### What needs to be done
Among the records below, find each line that includes the string "inch" and copy it.

Records from a data source
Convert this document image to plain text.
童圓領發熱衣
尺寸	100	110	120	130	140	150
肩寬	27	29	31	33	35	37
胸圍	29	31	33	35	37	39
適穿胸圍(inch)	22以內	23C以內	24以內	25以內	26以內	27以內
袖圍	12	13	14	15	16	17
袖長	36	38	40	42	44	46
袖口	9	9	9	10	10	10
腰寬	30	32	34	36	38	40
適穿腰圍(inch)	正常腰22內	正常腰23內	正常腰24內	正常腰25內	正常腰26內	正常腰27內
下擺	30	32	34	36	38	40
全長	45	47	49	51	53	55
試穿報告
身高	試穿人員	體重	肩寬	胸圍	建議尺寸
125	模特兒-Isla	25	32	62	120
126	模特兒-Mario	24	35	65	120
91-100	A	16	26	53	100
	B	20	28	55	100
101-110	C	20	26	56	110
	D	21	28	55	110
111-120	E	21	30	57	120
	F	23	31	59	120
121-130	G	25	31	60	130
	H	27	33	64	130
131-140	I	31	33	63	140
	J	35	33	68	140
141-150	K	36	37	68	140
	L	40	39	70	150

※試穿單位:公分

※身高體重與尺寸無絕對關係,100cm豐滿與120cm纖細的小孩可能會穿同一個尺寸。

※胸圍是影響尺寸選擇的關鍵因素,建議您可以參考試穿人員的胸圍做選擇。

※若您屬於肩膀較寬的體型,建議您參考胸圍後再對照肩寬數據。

### Full solution
適穿胸圍(inch)	22以內	23C以內	24以內	25以內	26以內	27以內
適穿腰圍(inch)	正常腰22內	正常腰23內	正常腰24內	正常腰25內	正常腰26內	正常腰27內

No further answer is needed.